Extracted records:
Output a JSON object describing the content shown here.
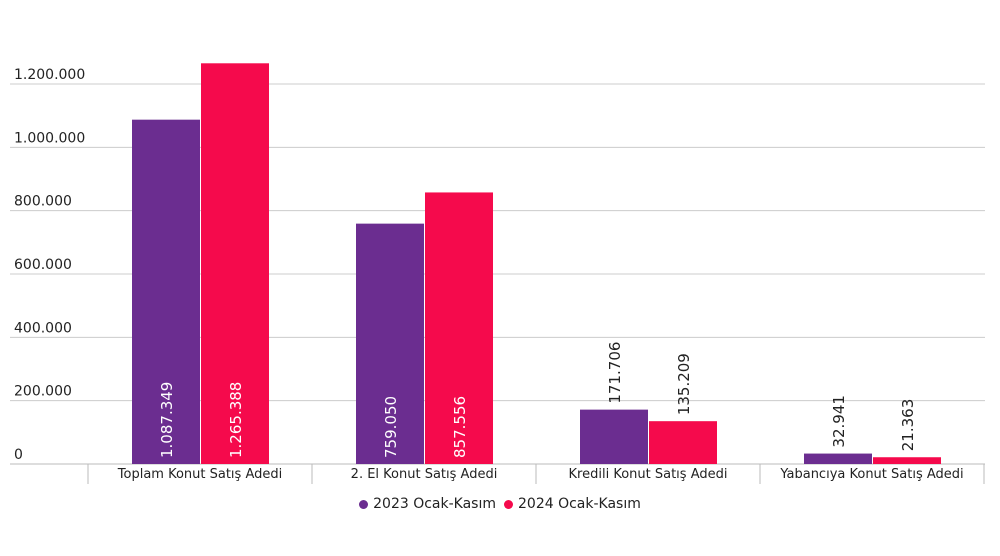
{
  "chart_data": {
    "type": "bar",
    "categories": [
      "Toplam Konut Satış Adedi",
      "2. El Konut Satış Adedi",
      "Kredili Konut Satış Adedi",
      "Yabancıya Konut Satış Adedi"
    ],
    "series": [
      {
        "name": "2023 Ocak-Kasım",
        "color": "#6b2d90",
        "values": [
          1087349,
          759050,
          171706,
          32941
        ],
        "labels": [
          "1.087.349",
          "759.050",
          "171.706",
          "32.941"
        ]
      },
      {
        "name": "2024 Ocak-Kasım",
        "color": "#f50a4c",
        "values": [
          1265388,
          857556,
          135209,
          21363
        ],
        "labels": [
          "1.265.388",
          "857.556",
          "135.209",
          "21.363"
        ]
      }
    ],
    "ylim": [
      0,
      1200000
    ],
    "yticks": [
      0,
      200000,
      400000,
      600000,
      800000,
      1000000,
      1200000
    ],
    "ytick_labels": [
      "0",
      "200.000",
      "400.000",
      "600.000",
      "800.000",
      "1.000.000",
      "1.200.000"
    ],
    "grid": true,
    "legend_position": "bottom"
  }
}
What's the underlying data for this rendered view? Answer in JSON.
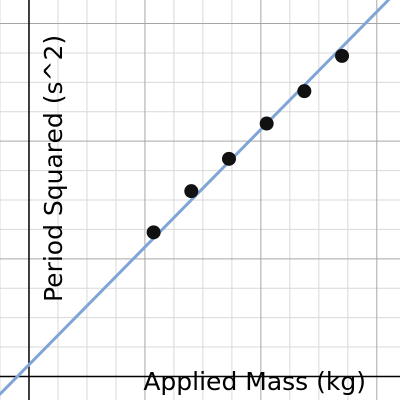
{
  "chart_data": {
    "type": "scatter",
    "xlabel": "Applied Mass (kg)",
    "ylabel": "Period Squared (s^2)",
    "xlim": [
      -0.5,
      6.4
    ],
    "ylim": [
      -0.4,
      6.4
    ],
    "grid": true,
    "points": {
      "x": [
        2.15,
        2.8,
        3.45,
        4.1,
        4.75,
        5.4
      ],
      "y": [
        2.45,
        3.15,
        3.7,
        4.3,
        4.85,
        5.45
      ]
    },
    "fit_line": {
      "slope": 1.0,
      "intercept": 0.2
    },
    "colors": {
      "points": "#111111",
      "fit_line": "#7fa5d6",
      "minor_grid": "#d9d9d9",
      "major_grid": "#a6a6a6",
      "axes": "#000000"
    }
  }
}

Description of the task: Beginning at the line that contains "What's the underlying", retype each line of the data above through the very last one. Do not retype the pictures.

Task answer:
What's the underlying data for this rendered view? Answer in JSON.
{
  "chart_data": {
    "type": "scatter",
    "xlabel": "Applied Mass (kg)",
    "ylabel": "Period Squared (s^2)",
    "xlim": [
      -0.5,
      6.4
    ],
    "ylim": [
      -0.4,
      6.4
    ],
    "grid": true,
    "points": {
      "x": [
        2.15,
        2.8,
        3.45,
        4.1,
        4.75,
        5.4
      ],
      "y": [
        2.45,
        3.15,
        3.7,
        4.3,
        4.85,
        5.45
      ]
    },
    "fit_line": {
      "slope": 1.0,
      "intercept": 0.2
    },
    "colors": {
      "points": "#111111",
      "fit_line": "#7fa5d6",
      "minor_grid": "#d9d9d9",
      "major_grid": "#a6a6a6",
      "axes": "#000000"
    }
  }
}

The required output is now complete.